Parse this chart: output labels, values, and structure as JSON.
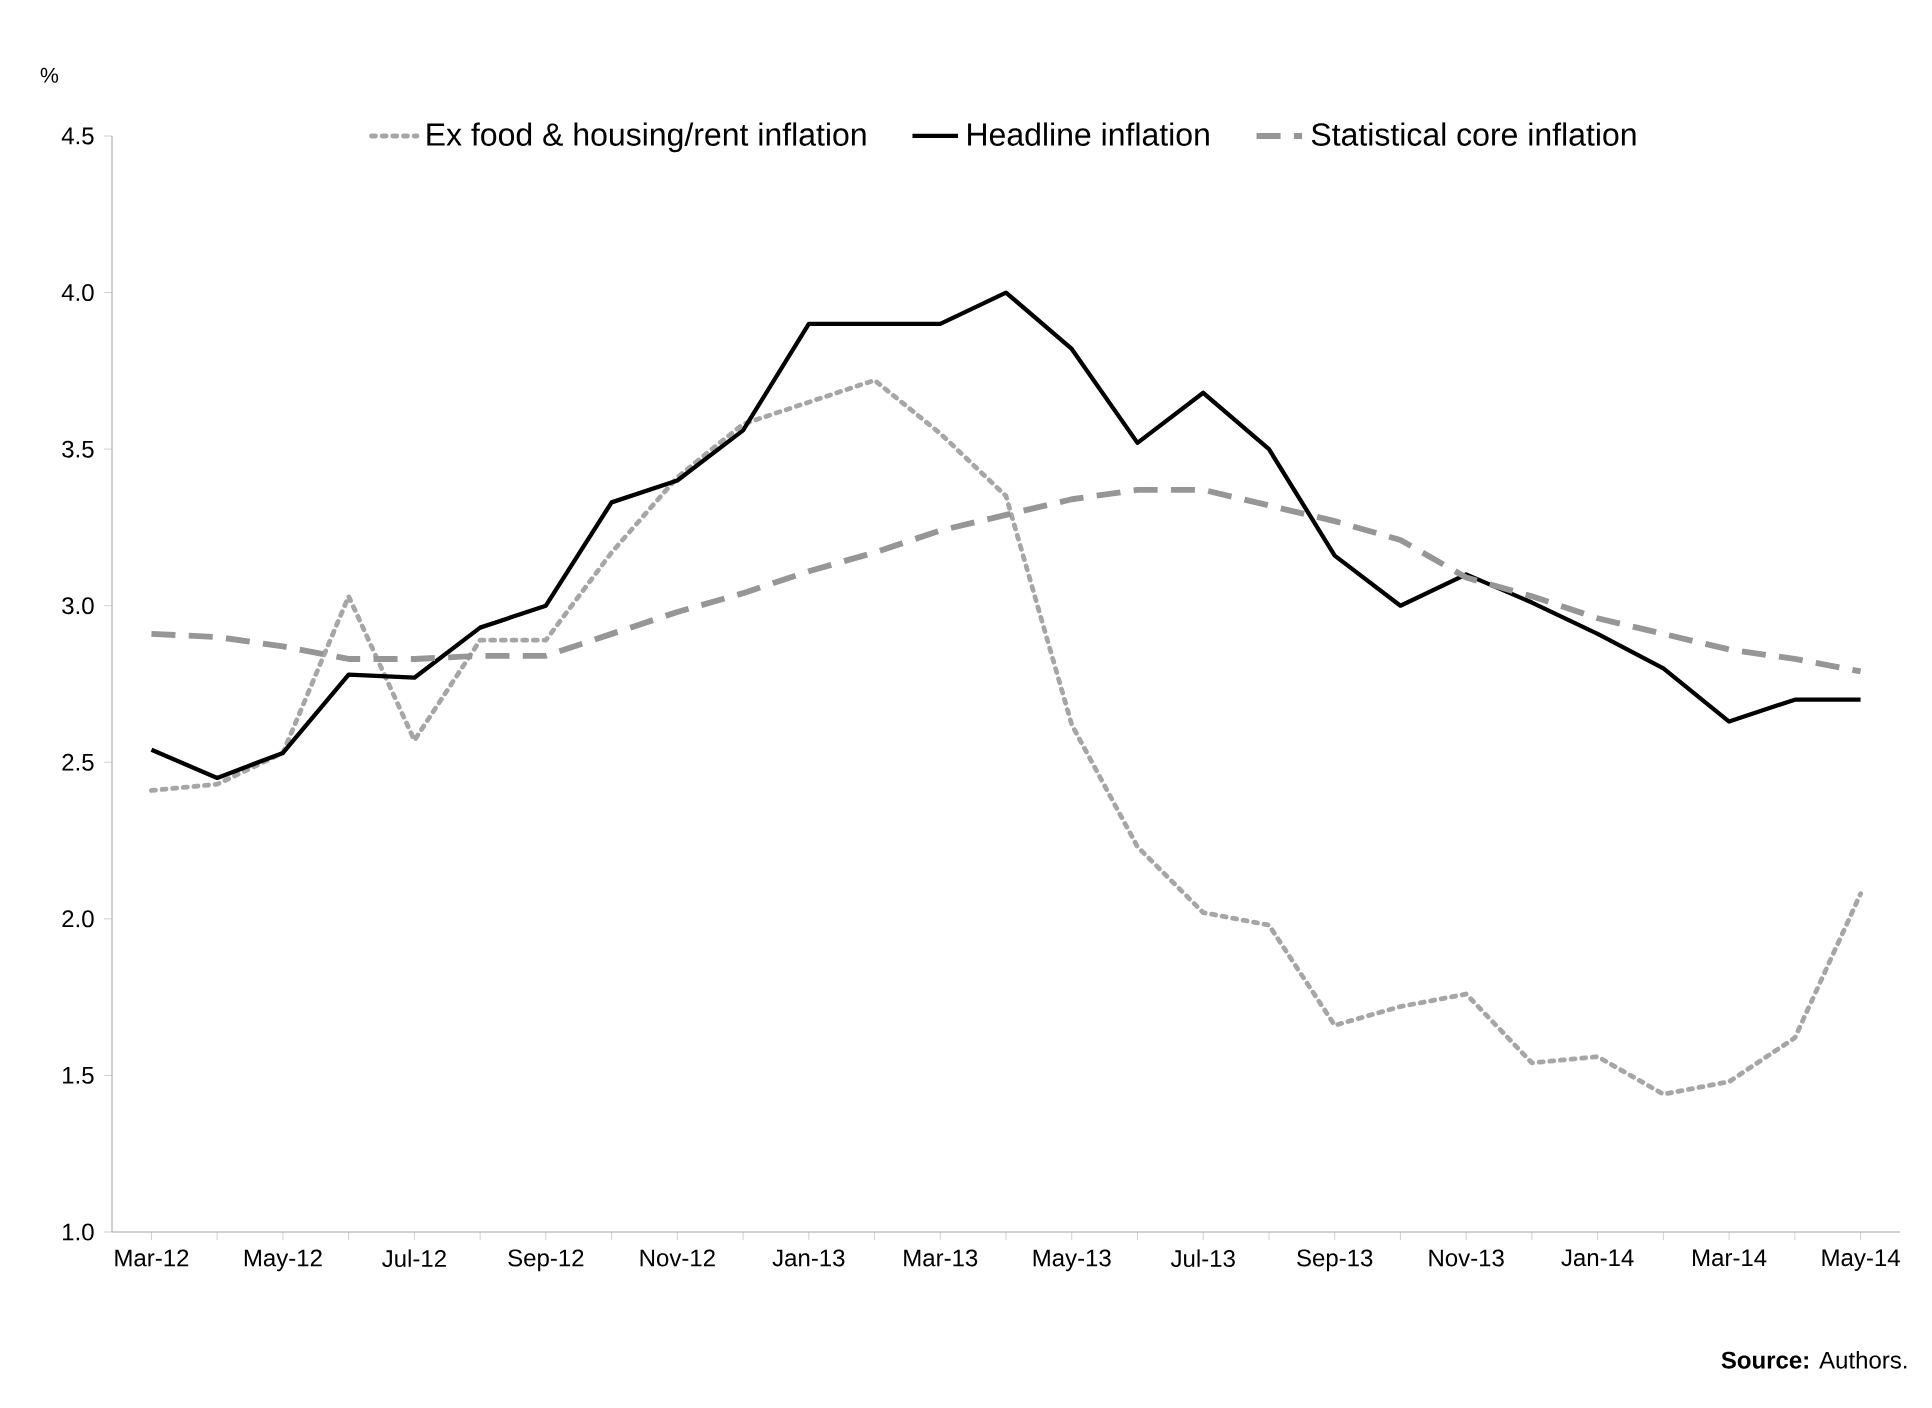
{
  "chart_data": {
    "type": "line",
    "ylabel": "%",
    "categories": [
      "Mar-12",
      null,
      "May-12",
      null,
      "Jul-12",
      null,
      "Sep-12",
      null,
      "Nov-12",
      null,
      "Jan-13",
      null,
      "Mar-13",
      null,
      "May-13",
      null,
      "Jul-13",
      null,
      "Sep-13",
      null,
      "Nov-13",
      null,
      "Jan-14",
      null,
      "Mar-14",
      null,
      "May-14"
    ],
    "series": [
      {
        "name": "Ex food & housing/rent inflation",
        "color": "#a6a6a6",
        "line_style": "dotted",
        "values": [
          2.41,
          2.43,
          2.53,
          3.03,
          2.57,
          2.89,
          2.89,
          3.17,
          3.41,
          3.58,
          3.65,
          3.72,
          3.55,
          3.35,
          2.62,
          2.23,
          2.02,
          1.98,
          1.66,
          1.72,
          1.76,
          1.54,
          1.56,
          1.44,
          1.48,
          1.62,
          2.08
        ]
      },
      {
        "name": "Headline inflation",
        "color": "#000000",
        "line_style": "solid",
        "values": [
          2.54,
          2.45,
          2.53,
          2.78,
          2.77,
          2.93,
          3.0,
          3.33,
          3.4,
          3.56,
          3.9,
          3.9,
          3.9,
          4.0,
          3.82,
          3.52,
          3.68,
          3.5,
          3.16,
          3.0,
          3.1,
          3.01,
          2.91,
          2.8,
          2.63,
          2.7,
          2.7
        ]
      },
      {
        "name": "Statistical core inflation",
        "color": "#969696",
        "line_style": "dashed",
        "values": [
          2.91,
          2.9,
          2.87,
          2.83,
          2.83,
          2.84,
          2.84,
          2.91,
          2.98,
          3.04,
          3.11,
          3.17,
          3.24,
          3.29,
          3.34,
          3.37,
          3.37,
          3.32,
          3.27,
          3.21,
          3.09,
          3.03,
          2.96,
          2.91,
          2.86,
          2.83,
          2.79
        ]
      }
    ],
    "ylim": [
      1.0,
      4.5
    ],
    "yticks": [
      {
        "value": 1.0,
        "label": "1.0"
      },
      {
        "value": 1.5,
        "label": "1.5"
      },
      {
        "value": 2.0,
        "label": "2.0"
      },
      {
        "value": 2.5,
        "label": "2.5"
      },
      {
        "value": 3.0,
        "label": "3.0"
      },
      {
        "value": 3.5,
        "label": "3.5"
      },
      {
        "value": 4.0,
        "label": "4.0"
      },
      {
        "value": 4.5,
        "label": "4.5"
      }
    ],
    "legend": "top",
    "marker": "none",
    "annotations": [
      "**Source:** Authors."
    ]
  }
}
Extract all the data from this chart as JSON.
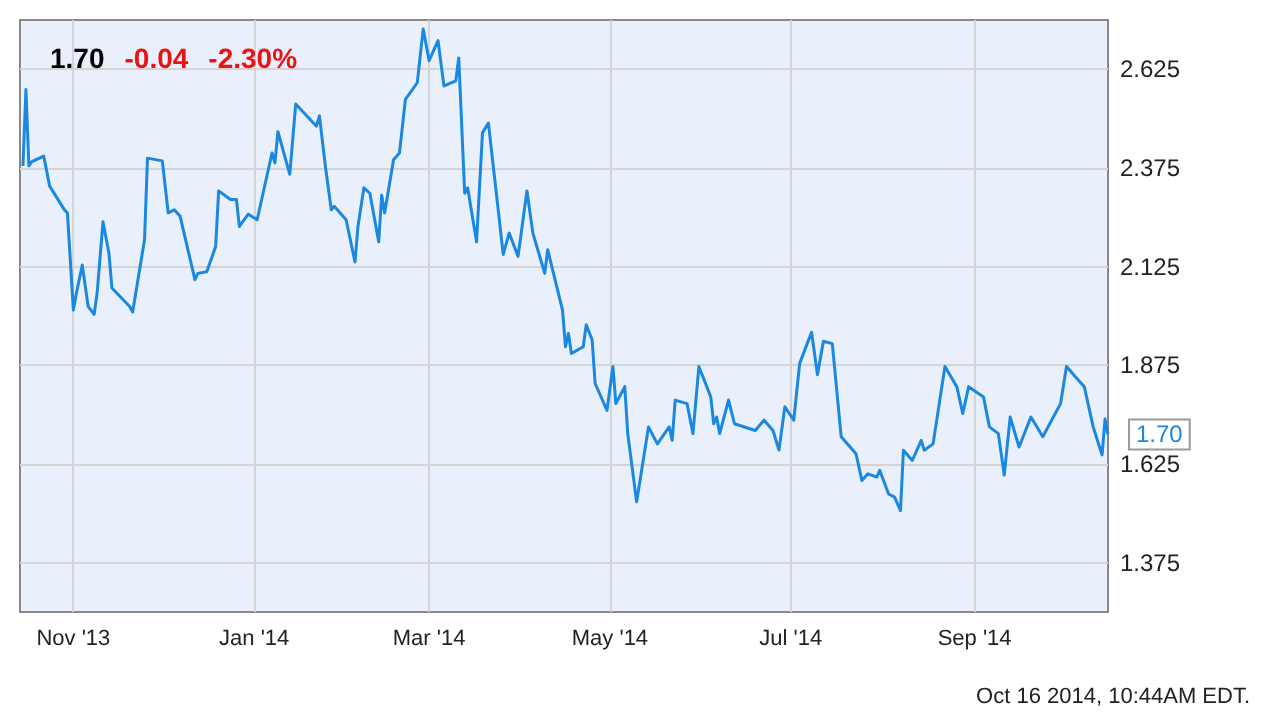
{
  "chart_data": {
    "type": "line",
    "title": "1.70 -0.04 -2.30%",
    "x": [
      "2013-10-15",
      "2013-10-16",
      "2013-10-17",
      "2013-10-18",
      "2013-10-22",
      "2013-10-24",
      "2013-10-29",
      "2013-10-30",
      "2013-11-01",
      "2013-11-02",
      "2013-11-04",
      "2013-11-06",
      "2013-11-08",
      "2013-11-09",
      "2013-11-11",
      "2013-11-13",
      "2013-11-14",
      "2013-11-20",
      "2013-11-21",
      "2013-11-25",
      "2013-11-26",
      "2013-12-01",
      "2013-12-03",
      "2013-12-05",
      "2013-12-07",
      "2013-12-12",
      "2013-12-13",
      "2013-12-16",
      "2013-12-19",
      "2013-12-20",
      "2013-12-24",
      "2013-12-26",
      "2013-12-27",
      "2013-12-30",
      "2014-01-02",
      "2014-01-07",
      "2014-01-08",
      "2014-01-09",
      "2014-01-13",
      "2014-01-15",
      "2014-01-22",
      "2014-01-23",
      "2014-01-25",
      "2014-01-27",
      "2014-01-28",
      "2014-02-01",
      "2014-02-04",
      "2014-02-05",
      "2014-02-07",
      "2014-02-09",
      "2014-02-12",
      "2014-02-13",
      "2014-02-14",
      "2014-02-17",
      "2014-02-19",
      "2014-02-21",
      "2014-02-25",
      "2014-02-27",
      "2014-03-01",
      "2014-03-04",
      "2014-03-06",
      "2014-03-10",
      "2014-03-11",
      "2014-03-13",
      "2014-03-14",
      "2014-03-17",
      "2014-03-19",
      "2014-03-21",
      "2014-03-26",
      "2014-03-28",
      "2014-03-31",
      "2014-04-03",
      "2014-04-05",
      "2014-04-09",
      "2014-04-10",
      "2014-04-15",
      "2014-04-16",
      "2014-04-17",
      "2014-04-18",
      "2014-04-22",
      "2014-04-23",
      "2014-04-25",
      "2014-04-26",
      "2014-04-30",
      "2014-05-02",
      "2014-05-03",
      "2014-05-06",
      "2014-05-07",
      "2014-05-10",
      "2014-05-14",
      "2014-05-17",
      "2014-05-21",
      "2014-05-22",
      "2014-05-23",
      "2014-05-27",
      "2014-05-29",
      "2014-05-31",
      "2014-06-04",
      "2014-06-05",
      "2014-06-06",
      "2014-06-07",
      "2014-06-10",
      "2014-06-12",
      "2014-06-19",
      "2014-06-22",
      "2014-06-25",
      "2014-06-27",
      "2014-06-29",
      "2014-07-02",
      "2014-07-04",
      "2014-07-08",
      "2014-07-10",
      "2014-07-12",
      "2014-07-15",
      "2014-07-18",
      "2014-07-23",
      "2014-07-25",
      "2014-07-27",
      "2014-07-30",
      "2014-07-31",
      "2014-08-03",
      "2014-08-05",
      "2014-08-07",
      "2014-08-08",
      "2014-08-11",
      "2014-08-12",
      "2014-08-14",
      "2014-08-15",
      "2014-08-18",
      "2014-08-22",
      "2014-08-26",
      "2014-08-28",
      "2014-08-30",
      "2014-09-04",
      "2014-09-06",
      "2014-09-09",
      "2014-09-11",
      "2014-09-13",
      "2014-09-16",
      "2014-09-20",
      "2014-09-24",
      "2014-09-30",
      "2014-10-02",
      "2014-10-05",
      "2014-10-08",
      "2014-10-11",
      "2014-10-14",
      "2014-10-15",
      "2014-10-16"
    ],
    "series": [
      {
        "color": "#1a88e0",
        "values": [
          2.38,
          2.574,
          2.38,
          2.391,
          2.405,
          2.329,
          2.269,
          2.261,
          2.015,
          2.057,
          2.129,
          2.024,
          2.004,
          2.057,
          2.239,
          2.159,
          2.071,
          2.024,
          2.01,
          2.193,
          2.4,
          2.393,
          2.261,
          2.269,
          2.253,
          2.092,
          2.108,
          2.112,
          2.176,
          2.317,
          2.295,
          2.295,
          2.227,
          2.258,
          2.244,
          2.413,
          2.388,
          2.467,
          2.359,
          2.537,
          2.481,
          2.507,
          2.38,
          2.269,
          2.278,
          2.244,
          2.137,
          2.227,
          2.325,
          2.311,
          2.188,
          2.306,
          2.261,
          2.396,
          2.413,
          2.549,
          2.591,
          2.727,
          2.647,
          2.698,
          2.583,
          2.596,
          2.654,
          2.311,
          2.325,
          2.188,
          2.464,
          2.489,
          2.156,
          2.21,
          2.151,
          2.317,
          2.21,
          2.108,
          2.168,
          2.015,
          1.922,
          1.956,
          1.905,
          1.922,
          1.978,
          1.939,
          1.829,
          1.761,
          1.872,
          1.778,
          1.821,
          1.702,
          1.529,
          1.719,
          1.676,
          1.719,
          1.685,
          1.787,
          1.778,
          1.702,
          1.872,
          1.795,
          1.727,
          1.744,
          1.702,
          1.787,
          1.727,
          1.71,
          1.736,
          1.71,
          1.66,
          1.77,
          1.736,
          1.88,
          1.959,
          1.851,
          1.936,
          1.93,
          1.694,
          1.651,
          1.583,
          1.6,
          1.592,
          1.609,
          1.549,
          1.541,
          1.507,
          1.66,
          1.634,
          1.651,
          1.685,
          1.66,
          1.676,
          1.872,
          1.821,
          1.753,
          1.821,
          1.795,
          1.719,
          1.702,
          1.597,
          1.744,
          1.668,
          1.744,
          1.694,
          1.778,
          1.872,
          1.846,
          1.821,
          1.719,
          1.648,
          1.739,
          1.7
        ]
      }
    ],
    "xlim": [
      "2013-10-14",
      "2014-10-16"
    ],
    "xticks": [
      {
        "value": "2013-11-01",
        "label": "Nov '13"
      },
      {
        "value": "2014-01-01",
        "label": "Jan '14"
      },
      {
        "value": "2014-03-01",
        "label": "Mar '14"
      },
      {
        "value": "2014-05-01",
        "label": "May '14"
      },
      {
        "value": "2014-07-01",
        "label": "Jul '14"
      },
      {
        "value": "2014-09-01",
        "label": "Sep '14"
      }
    ],
    "ylim": [
      1.25,
      2.75
    ],
    "yticks": [
      1.375,
      1.625,
      1.875,
      2.125,
      2.375,
      2.625
    ],
    "grid": true,
    "annotations": [
      {
        "text": "1.70",
        "x": "2014-10-16",
        "y": 1.7
      },
      "Oct 16 2014, 10:44AM EDT."
    ]
  }
}
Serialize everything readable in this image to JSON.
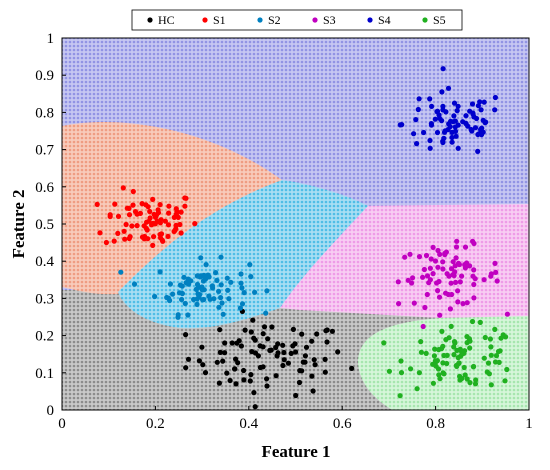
{
  "chart_data": {
    "type": "scatter",
    "title": "",
    "xlabel": "Feature 1",
    "ylabel": "Feature 2",
    "xlim": [
      0,
      1
    ],
    "ylim": [
      0,
      1
    ],
    "xticks": [
      "0",
      "0.2",
      "0.4",
      "0.6",
      "0.8",
      "1"
    ],
    "yticks": [
      "0",
      "0.1",
      "0.2",
      "0.3",
      "0.4",
      "0.5",
      "0.6",
      "0.7",
      "0.8",
      "0.9",
      "1"
    ],
    "grid": false,
    "legend_position": "top",
    "background": "dense dotted decision-region map (one colour per class)",
    "regions": [
      {
        "class": "S4",
        "color": "#b2b4ee",
        "description": "top band above about 0.55-0.78, full width"
      },
      {
        "class": "S1",
        "color": "#f4b6a0",
        "description": "upper-left lobe, x 0-0.55, y 0.33-0.76"
      },
      {
        "class": "S2",
        "color": "#8fd3ee",
        "description": "diagonal band from (0.15,0.3) to (0.8,0.55)"
      },
      {
        "class": "S3",
        "color": "#f4b6ee",
        "description": "right region, x 0.6-1, y 0.26-0.56"
      },
      {
        "class": "HC",
        "color": "#b9b9b9",
        "description": "bottom band, y 0-0.32"
      },
      {
        "class": "S5",
        "color": "#c2f0c8",
        "description": "bottom-right lobe, x 0.76-1, y 0.06-0.26"
      }
    ],
    "series": [
      {
        "name": "HC",
        "color": "#000000",
        "center": [
          0.44,
          0.14
        ],
        "spread": [
          0.085,
          0.05
        ],
        "points": 90
      },
      {
        "name": "S1",
        "color": "#ff0000",
        "center": [
          0.19,
          0.51
        ],
        "spread": [
          0.05,
          0.04
        ],
        "points": 80
      },
      {
        "name": "S2",
        "color": "#0080c0",
        "center": [
          0.3,
          0.33
        ],
        "spread": [
          0.05,
          0.035
        ],
        "points": 80
      },
      {
        "name": "S3",
        "color": "#c000c0",
        "center": [
          0.83,
          0.36
        ],
        "spread": [
          0.055,
          0.04
        ],
        "points": 80
      },
      {
        "name": "S4",
        "color": "#0000cc",
        "center": [
          0.84,
          0.77
        ],
        "spread": [
          0.055,
          0.045
        ],
        "points": 80
      },
      {
        "name": "S5",
        "color": "#20b020",
        "center": [
          0.86,
          0.14
        ],
        "spread": [
          0.06,
          0.04
        ],
        "points": 90
      }
    ]
  },
  "legend": {
    "items": [
      {
        "label": "HC",
        "color": "#000000"
      },
      {
        "label": "S1",
        "color": "#ff0000"
      },
      {
        "label": "S2",
        "color": "#0080c0"
      },
      {
        "label": "S3",
        "color": "#c000c0"
      },
      {
        "label": "S4",
        "color": "#0000cc"
      },
      {
        "label": "S5",
        "color": "#20b020"
      }
    ]
  }
}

- - - -

*Task brief*. Return each full line of the entries that contains the word "class".

*In response*.
    "background": "dense dotted decision-region map (one colour per class)",
        "class": "S4",
        "class": "S1",
        "class": "S2",
        "class": "S3",
        "class": "HC",
        "class": "S5",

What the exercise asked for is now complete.